Figure record extracts:
........

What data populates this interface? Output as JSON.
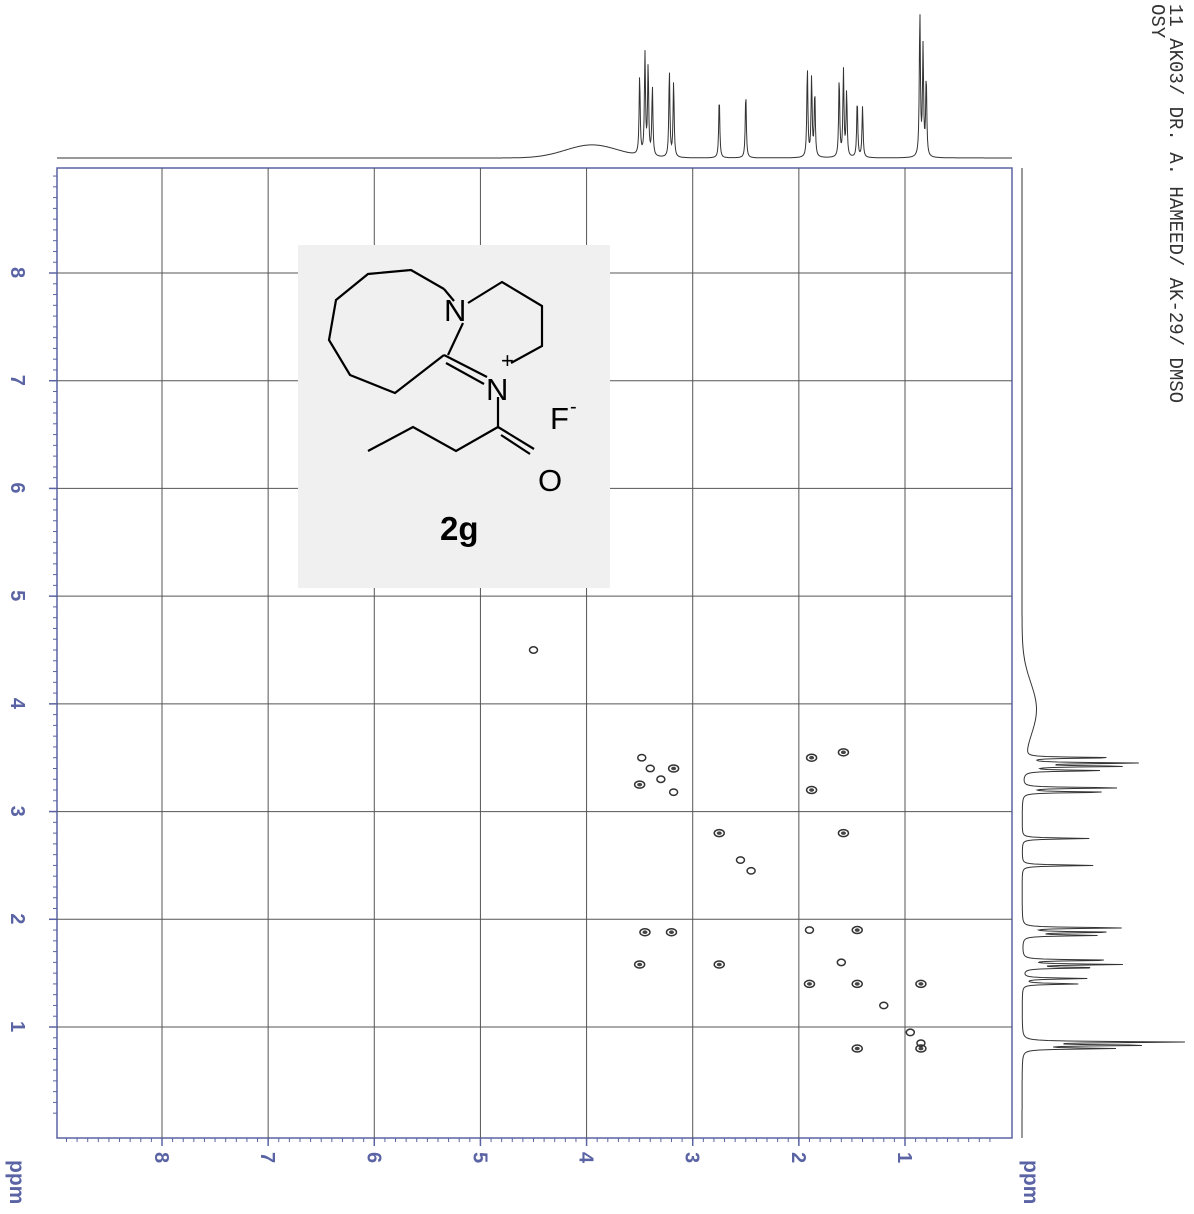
{
  "header": {
    "line1": "11 AK03/ DR. A. HAMEED/ AK-29/ DMSO",
    "line2": "OSY"
  },
  "chart_data": {
    "type": "scatter",
    "subtype": "2D COSY NMR spectrum",
    "xlabel": "ppm",
    "ylabel": "ppm",
    "xlim": [
      9.0,
      0.2
    ],
    "ylim": [
      9.0,
      0.2
    ],
    "x_ticks": [
      "8",
      "7",
      "6",
      "5",
      "4",
      "3",
      "2",
      "1"
    ],
    "y_ticks": [
      "8",
      "7",
      "6",
      "5",
      "4",
      "3",
      "2",
      "1"
    ],
    "grid": true,
    "colors": {
      "axis": "#5a63a3",
      "grid": "#555555",
      "peaks": "#333333"
    },
    "diagonal_peaks": [
      {
        "x": 3.48,
        "y": 3.5
      },
      {
        "x": 3.4,
        "y": 3.4
      },
      {
        "x": 3.3,
        "y": 3.3
      },
      {
        "x": 3.18,
        "y": 3.18
      },
      {
        "x": 2.55,
        "y": 2.55
      },
      {
        "x": 2.45,
        "y": 2.45
      },
      {
        "x": 1.9,
        "y": 1.9
      },
      {
        "x": 1.6,
        "y": 1.6
      },
      {
        "x": 1.2,
        "y": 1.2
      },
      {
        "x": 0.95,
        "y": 0.95
      },
      {
        "x": 0.85,
        "y": 0.85
      },
      {
        "x": 4.5,
        "y": 4.5
      }
    ],
    "cross_peaks": [
      {
        "x": 3.18,
        "y": 3.4
      },
      {
        "x": 3.5,
        "y": 3.25
      },
      {
        "x": 2.75,
        "y": 2.8
      },
      {
        "x": 1.88,
        "y": 3.5
      },
      {
        "x": 1.88,
        "y": 3.2
      },
      {
        "x": 1.58,
        "y": 3.55
      },
      {
        "x": 1.58,
        "y": 2.8
      },
      {
        "x": 3.45,
        "y": 1.88
      },
      {
        "x": 3.2,
        "y": 1.88
      },
      {
        "x": 3.5,
        "y": 1.58
      },
      {
        "x": 2.75,
        "y": 1.58
      },
      {
        "x": 1.45,
        "y": 1.9
      },
      {
        "x": 1.9,
        "y": 1.4
      },
      {
        "x": 1.45,
        "y": 1.4
      },
      {
        "x": 0.85,
        "y": 1.4
      },
      {
        "x": 1.45,
        "y": 0.8
      },
      {
        "x": 0.85,
        "y": 0.8
      }
    ],
    "projection_1d_peaks": [
      {
        "shift": 3.5,
        "height": 0.55
      },
      {
        "shift": 3.45,
        "height": 0.7
      },
      {
        "shift": 3.42,
        "height": 0.62
      },
      {
        "shift": 3.38,
        "height": 0.48
      },
      {
        "shift": 3.22,
        "height": 0.6
      },
      {
        "shift": 3.18,
        "height": 0.52
      },
      {
        "shift": 2.75,
        "height": 0.42
      },
      {
        "shift": 2.5,
        "height": 0.45
      },
      {
        "shift": 1.92,
        "height": 0.62
      },
      {
        "shift": 1.88,
        "height": 0.55
      },
      {
        "shift": 1.85,
        "height": 0.45
      },
      {
        "shift": 1.62,
        "height": 0.55
      },
      {
        "shift": 1.58,
        "height": 0.6
      },
      {
        "shift": 1.55,
        "height": 0.45
      },
      {
        "shift": 1.45,
        "height": 0.4
      },
      {
        "shift": 1.4,
        "height": 0.35
      },
      {
        "shift": 0.86,
        "height": 1.0
      },
      {
        "shift": 0.83,
        "height": 0.75
      },
      {
        "shift": 0.8,
        "height": 0.55
      }
    ],
    "solvent_hump": {
      "center": 3.95,
      "height": 0.09,
      "width": 0.35
    }
  },
  "molecule": {
    "atom_n1": "N",
    "atom_n2": "N",
    "charge": "+",
    "counterion": "F",
    "counterion_charge": "-",
    "atom_o": "O",
    "compound_label": "2g"
  }
}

........

> _Written request_: Reproduce the material word for word, minus the images.

> _Final result_:
What data populates this interface? Output as JSON.
{
  "header": {
    "line1": "11 AK03/ DR. A. HAMEED/ AK-29/ DMSO",
    "line2": "OSY"
  },
  "chart_data": {
    "type": "scatter",
    "subtype": "2D COSY NMR spectrum",
    "xlabel": "ppm",
    "ylabel": "ppm",
    "xlim": [
      9.0,
      0.2
    ],
    "ylim": [
      9.0,
      0.2
    ],
    "x_ticks": [
      "8",
      "7",
      "6",
      "5",
      "4",
      "3",
      "2",
      "1"
    ],
    "y_ticks": [
      "8",
      "7",
      "6",
      "5",
      "4",
      "3",
      "2",
      "1"
    ],
    "grid": true,
    "colors": {
      "axis": "#5a63a3",
      "grid": "#555555",
      "peaks": "#333333"
    },
    "diagonal_peaks": [
      {
        "x": 3.48,
        "y": 3.5
      },
      {
        "x": 3.4,
        "y": 3.4
      },
      {
        "x": 3.3,
        "y": 3.3
      },
      {
        "x": 3.18,
        "y": 3.18
      },
      {
        "x": 2.55,
        "y": 2.55
      },
      {
        "x": 2.45,
        "y": 2.45
      },
      {
        "x": 1.9,
        "y": 1.9
      },
      {
        "x": 1.6,
        "y": 1.6
      },
      {
        "x": 1.2,
        "y": 1.2
      },
      {
        "x": 0.95,
        "y": 0.95
      },
      {
        "x": 0.85,
        "y": 0.85
      },
      {
        "x": 4.5,
        "y": 4.5
      }
    ],
    "cross_peaks": [
      {
        "x": 3.18,
        "y": 3.4
      },
      {
        "x": 3.5,
        "y": 3.25
      },
      {
        "x": 2.75,
        "y": 2.8
      },
      {
        "x": 1.88,
        "y": 3.5
      },
      {
        "x": 1.88,
        "y": 3.2
      },
      {
        "x": 1.58,
        "y": 3.55
      },
      {
        "x": 1.58,
        "y": 2.8
      },
      {
        "x": 3.45,
        "y": 1.88
      },
      {
        "x": 3.2,
        "y": 1.88
      },
      {
        "x": 3.5,
        "y": 1.58
      },
      {
        "x": 2.75,
        "y": 1.58
      },
      {
        "x": 1.45,
        "y": 1.9
      },
      {
        "x": 1.9,
        "y": 1.4
      },
      {
        "x": 1.45,
        "y": 1.4
      },
      {
        "x": 0.85,
        "y": 1.4
      },
      {
        "x": 1.45,
        "y": 0.8
      },
      {
        "x": 0.85,
        "y": 0.8
      }
    ],
    "projection_1d_peaks": [
      {
        "shift": 3.5,
        "height": 0.55
      },
      {
        "shift": 3.45,
        "height": 0.7
      },
      {
        "shift": 3.42,
        "height": 0.62
      },
      {
        "shift": 3.38,
        "height": 0.48
      },
      {
        "shift": 3.22,
        "height": 0.6
      },
      {
        "shift": 3.18,
        "height": 0.52
      },
      {
        "shift": 2.75,
        "height": 0.42
      },
      {
        "shift": 2.5,
        "height": 0.45
      },
      {
        "shift": 1.92,
        "height": 0.62
      },
      {
        "shift": 1.88,
        "height": 0.55
      },
      {
        "shift": 1.85,
        "height": 0.45
      },
      {
        "shift": 1.62,
        "height": 0.55
      },
      {
        "shift": 1.58,
        "height": 0.6
      },
      {
        "shift": 1.55,
        "height": 0.45
      },
      {
        "shift": 1.45,
        "height": 0.4
      },
      {
        "shift": 1.4,
        "height": 0.35
      },
      {
        "shift": 0.86,
        "height": 1.0
      },
      {
        "shift": 0.83,
        "height": 0.75
      },
      {
        "shift": 0.8,
        "height": 0.55
      }
    ],
    "solvent_hump": {
      "center": 3.95,
      "height": 0.09,
      "width": 0.35
    }
  },
  "molecule": {
    "atom_n1": "N",
    "atom_n2": "N",
    "charge": "+",
    "counterion": "F",
    "counterion_charge": "-",
    "atom_o": "O",
    "compound_label": "2g"
  }
}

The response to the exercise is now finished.